| EXERCISE DIRECTIONS |
In your copy, include every line of the listing below exactly but none of the pictures.

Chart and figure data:
▶
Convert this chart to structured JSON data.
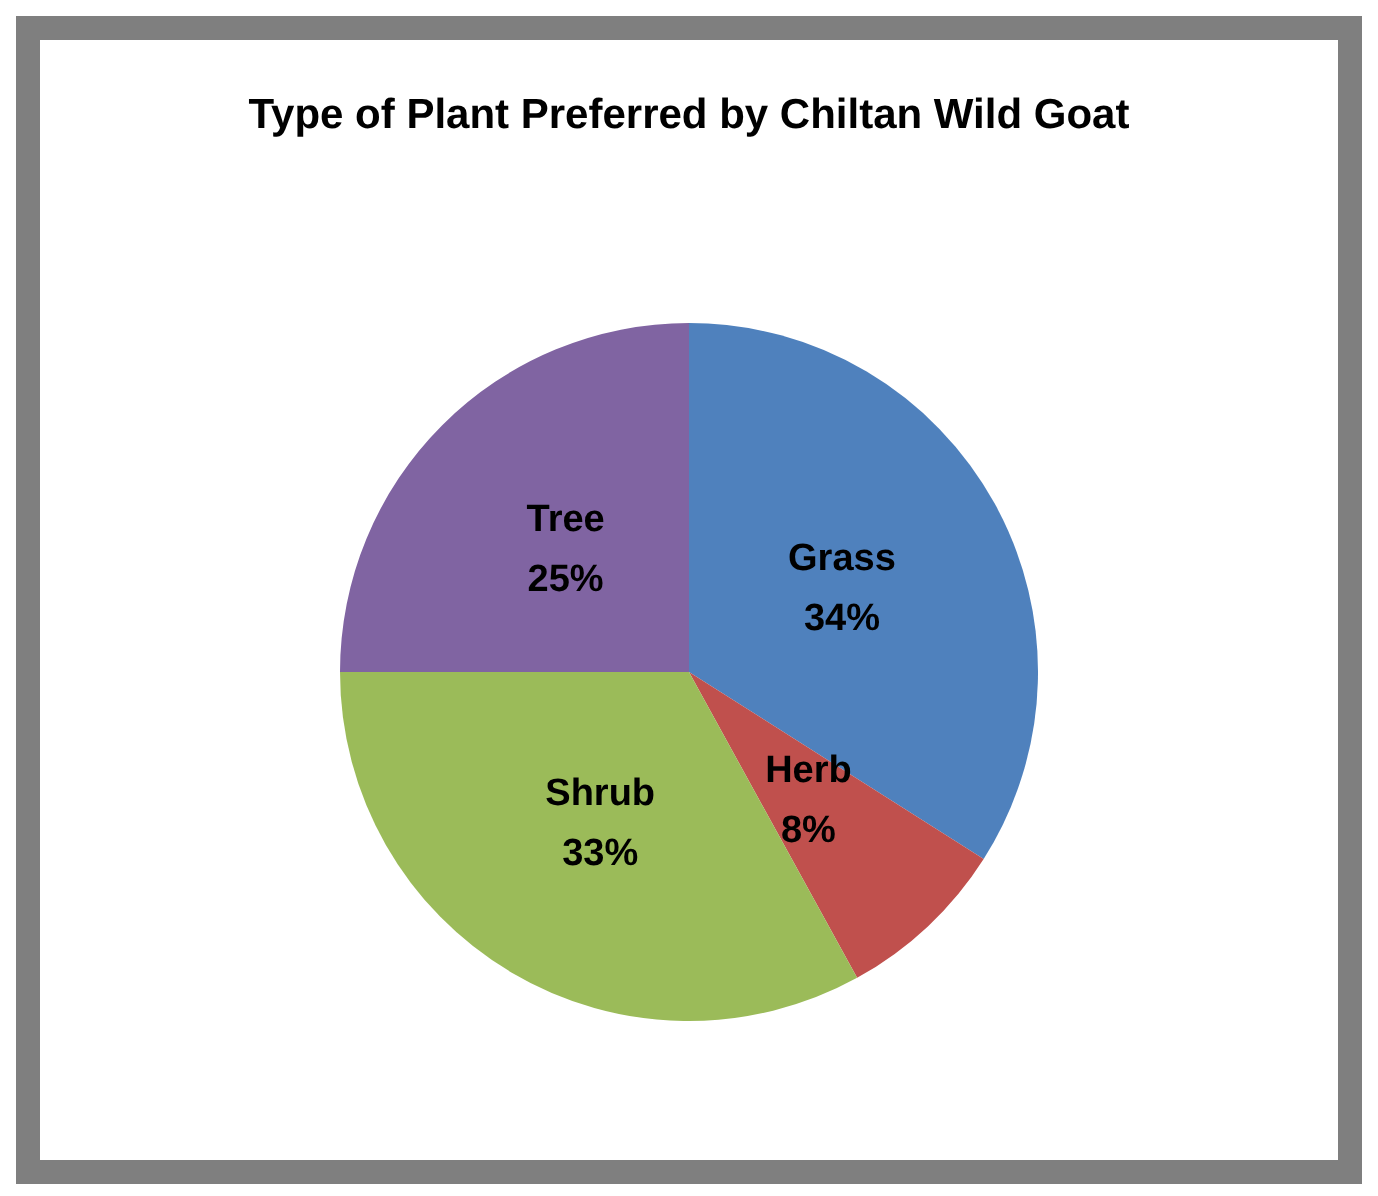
{
  "chart_data": {
    "type": "pie",
    "title": "Type of Plant Preferred by Chiltan Wild Goat",
    "categories": [
      "Grass",
      "Herb",
      "Shrub",
      "Tree"
    ],
    "values": [
      34,
      8,
      33,
      25
    ],
    "colors": [
      "#4f81bd",
      "#c0504d",
      "#9bbb59",
      "#8064a2"
    ],
    "value_labels": [
      "34%",
      "8%",
      "33%",
      "25%"
    ],
    "legend": false
  }
}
◀
| THE RESPONSE |
Convert this chart to structured JSON data.
{
  "chart_data": {
    "type": "pie",
    "title": "Type of Plant Preferred by Chiltan Wild Goat",
    "categories": [
      "Grass",
      "Herb",
      "Shrub",
      "Tree"
    ],
    "values": [
      34,
      8,
      33,
      25
    ],
    "colors": [
      "#4f81bd",
      "#c0504d",
      "#9bbb59",
      "#8064a2"
    ],
    "value_labels": [
      "34%",
      "8%",
      "33%",
      "25%"
    ],
    "legend": false
  }
}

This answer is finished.